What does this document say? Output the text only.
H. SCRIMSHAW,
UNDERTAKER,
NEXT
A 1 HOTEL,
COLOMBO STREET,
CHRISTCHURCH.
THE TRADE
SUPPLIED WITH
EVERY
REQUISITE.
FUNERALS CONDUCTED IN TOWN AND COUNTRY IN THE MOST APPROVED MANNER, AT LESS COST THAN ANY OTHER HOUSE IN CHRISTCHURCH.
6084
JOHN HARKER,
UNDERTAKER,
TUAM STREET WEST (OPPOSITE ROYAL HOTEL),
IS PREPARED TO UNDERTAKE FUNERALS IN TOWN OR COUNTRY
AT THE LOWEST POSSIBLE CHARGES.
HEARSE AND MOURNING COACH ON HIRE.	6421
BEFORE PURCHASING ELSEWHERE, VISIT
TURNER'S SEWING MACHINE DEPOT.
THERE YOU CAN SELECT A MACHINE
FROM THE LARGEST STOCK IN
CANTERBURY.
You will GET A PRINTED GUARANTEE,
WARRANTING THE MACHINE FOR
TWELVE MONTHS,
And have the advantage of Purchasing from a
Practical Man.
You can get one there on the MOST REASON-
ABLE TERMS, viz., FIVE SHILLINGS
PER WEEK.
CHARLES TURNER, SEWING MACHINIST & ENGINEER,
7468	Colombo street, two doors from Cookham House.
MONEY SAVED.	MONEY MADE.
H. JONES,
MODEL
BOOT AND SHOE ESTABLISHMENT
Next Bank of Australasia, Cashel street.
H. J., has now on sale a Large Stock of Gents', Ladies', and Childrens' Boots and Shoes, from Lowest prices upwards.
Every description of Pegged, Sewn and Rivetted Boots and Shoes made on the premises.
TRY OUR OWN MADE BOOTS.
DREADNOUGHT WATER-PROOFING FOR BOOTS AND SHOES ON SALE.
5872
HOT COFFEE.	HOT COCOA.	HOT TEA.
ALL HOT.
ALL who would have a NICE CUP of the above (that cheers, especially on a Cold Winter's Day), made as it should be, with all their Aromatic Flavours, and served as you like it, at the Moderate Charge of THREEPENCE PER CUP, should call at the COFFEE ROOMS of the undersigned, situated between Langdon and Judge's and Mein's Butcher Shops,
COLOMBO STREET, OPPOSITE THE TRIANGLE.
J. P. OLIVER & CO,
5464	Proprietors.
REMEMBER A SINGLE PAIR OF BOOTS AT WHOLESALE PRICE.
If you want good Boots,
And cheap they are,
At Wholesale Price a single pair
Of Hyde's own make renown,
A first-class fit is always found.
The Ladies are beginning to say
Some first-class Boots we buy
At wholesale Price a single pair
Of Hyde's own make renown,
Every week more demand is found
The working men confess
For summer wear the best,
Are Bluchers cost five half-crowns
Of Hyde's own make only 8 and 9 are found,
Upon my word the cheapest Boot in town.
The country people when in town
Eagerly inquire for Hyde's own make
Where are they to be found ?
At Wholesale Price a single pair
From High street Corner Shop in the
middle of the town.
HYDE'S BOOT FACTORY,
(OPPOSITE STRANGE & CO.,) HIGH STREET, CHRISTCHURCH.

※

## Short exercise
Reproduce the material exactly, with every line intact.

## Output for this task
What does this document say? Output the text only.
H. SCRIMSHAW,
UNDERTAKER,
NEXT
A 1 HOTEL,
COLOMBO STREET,
CHRISTCHURCH.
THE TRADE
SUPPLIED WITH
EVERY
REQUISITE.
FUNERALS CONDUCTED IN TOWN AND COUNTRY IN THE MOST APPROVED MANNER, AT LESS COST THAN ANY OTHER HOUSE IN CHRISTCHURCH.
6084
JOHN HARKER,
UNDERTAKER,
TUAM STREET WEST (OPPOSITE ROYAL HOTEL),
IS PREPARED TO UNDERTAKE FUNERALS IN TOWN OR COUNTRY
AT THE LOWEST POSSIBLE CHARGES.
HEARSE AND MOURNING COACH ON HIRE.	6421
BEFORE PURCHASING ELSEWHERE, VISIT
TURNER'S SEWING MACHINE DEPOT.
THERE YOU CAN SELECT A MACHINE
FROM THE LARGEST STOCK IN
CANTERBURY.
You will GET A PRINTED GUARANTEE,
WARRANTING THE MACHINE FOR
TWELVE MONTHS,
And have the advantage of Purchasing from a
Practical Man.
You can get one there on the MOST REASON-
ABLE TERMS, viz., FIVE SHILLINGS
PER WEEK.
CHARLES TURNER, SEWING MACHINIST & ENGINEER,
7468	Colombo street, two doors from Cookham House.
MONEY SAVED.	MONEY MADE.
H. JONES,
MODEL
BOOT AND SHOE ESTABLISHMENT
Next Bank of Australasia, Cashel street.
H. J., has now on sale a Large Stock of Gents', Ladies', and Childrens' Boots and Shoes, from Lowest prices upwards.
Every description of Pegged, Sewn and Rivetted Boots and Shoes made on the premises.
TRY OUR OWN MADE BOOTS.
DREADNOUGHT WATER-PROOFING FOR BOOTS AND SHOES ON SALE.
5872
HOT COFFEE.	HOT COCOA.	HOT TEA.
ALL HOT.
ALL who would have a NICE CUP of the above (that cheers, especially on a Cold Winter's Day), made as it should be, with all their Aromatic Flavours, and served as you like it, at the Moderate Charge of THREEPENCE PER CUP, should call at the COFFEE ROOMS of the undersigned, situated between Langdon and Judge's and Mein's Butcher Shops,
COLOMBO STREET, OPPOSITE THE TRIANGLE.
J. P. OLIVER & CO,
5464	Proprietors.
REMEMBER A SINGLE PAIR OF BOOTS AT WHOLESALE PRICE.
If you want good Boots,
And cheap they are,
At Wholesale Price a single pair
Of Hyde's own make renown,
A first-class fit is always found.
The Ladies are beginning to say
Some first-class Boots we buy
At wholesale Price a single pair
Of Hyde's own make renown,
Every week more demand is found
The working men confess
For summer wear the best,
Are Bluchers cost five half-crowns
Of Hyde's own make only 8 and 9 are found,
Upon my word the cheapest Boot in town.
The country people when in town
Eagerly inquire for Hyde's own make
Where are they to be found ?
At Wholesale Price a single pair
From High street Corner Shop in the
middle of the town.
HYDE'S BOOT FACTORY,
(OPPOSITE STRANGE & CO.,) HIGH STREET, CHRISTCHURCH.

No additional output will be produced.